*EXERCISE DETAILS*
Below are the records; pull every line that includes "北京海淀八模".

*RECORDS PROVIDED*
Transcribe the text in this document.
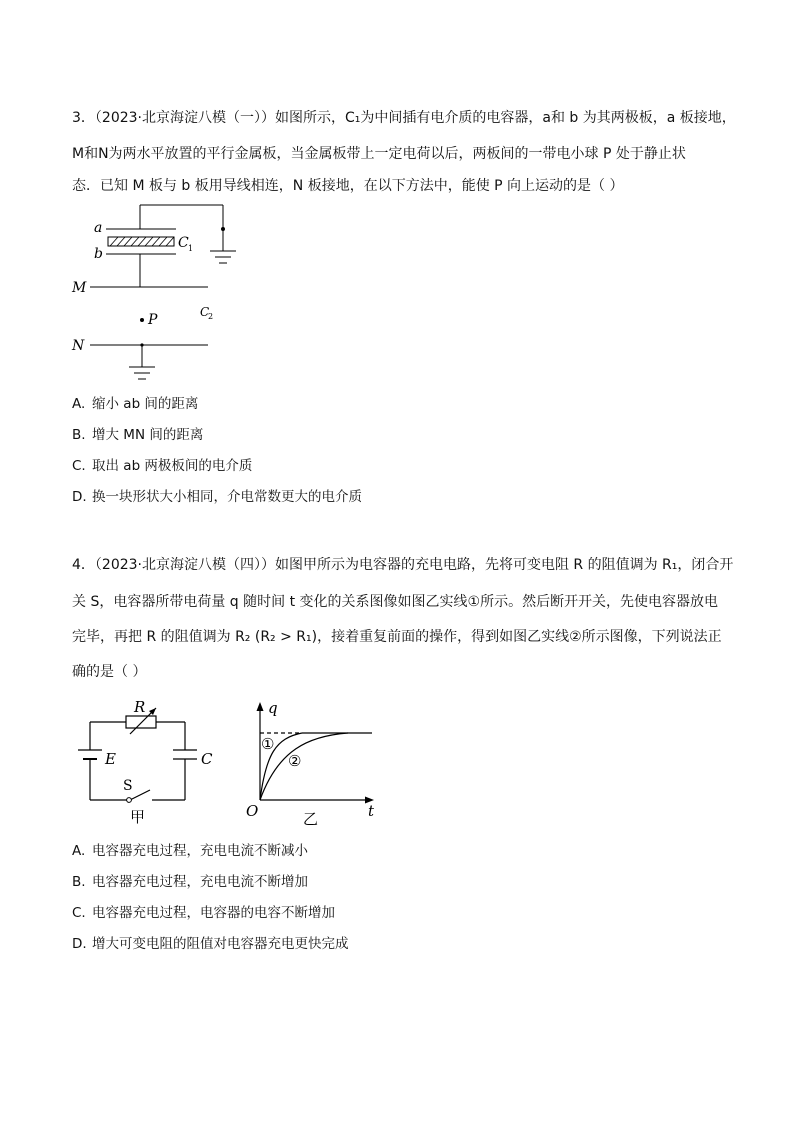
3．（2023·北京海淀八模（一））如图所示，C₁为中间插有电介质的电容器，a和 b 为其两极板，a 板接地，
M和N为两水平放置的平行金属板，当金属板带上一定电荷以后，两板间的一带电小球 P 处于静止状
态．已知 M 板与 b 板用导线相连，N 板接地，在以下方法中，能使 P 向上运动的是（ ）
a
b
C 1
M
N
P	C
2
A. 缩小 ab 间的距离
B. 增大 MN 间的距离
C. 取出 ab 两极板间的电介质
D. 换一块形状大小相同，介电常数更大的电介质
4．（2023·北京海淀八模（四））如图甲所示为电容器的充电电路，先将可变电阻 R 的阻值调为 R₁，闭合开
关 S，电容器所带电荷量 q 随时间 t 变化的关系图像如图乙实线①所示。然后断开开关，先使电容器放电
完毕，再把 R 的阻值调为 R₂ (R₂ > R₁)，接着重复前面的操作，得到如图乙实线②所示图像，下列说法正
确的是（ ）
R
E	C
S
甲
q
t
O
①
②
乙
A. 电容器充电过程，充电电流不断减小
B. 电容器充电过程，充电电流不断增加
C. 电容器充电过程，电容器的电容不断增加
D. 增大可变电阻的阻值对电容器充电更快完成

*REPLY TO THE EXERCISE*
3．（2023·北京海淀八模（一））如图所示，C₁为中间插有电介质的电容器，a和 b 为其两极板，a 板接地，
4．（2023·北京海淀八模（四））如图甲所示为电容器的充电电路，先将可变电阻 R 的阻值调为 R₁，闭合开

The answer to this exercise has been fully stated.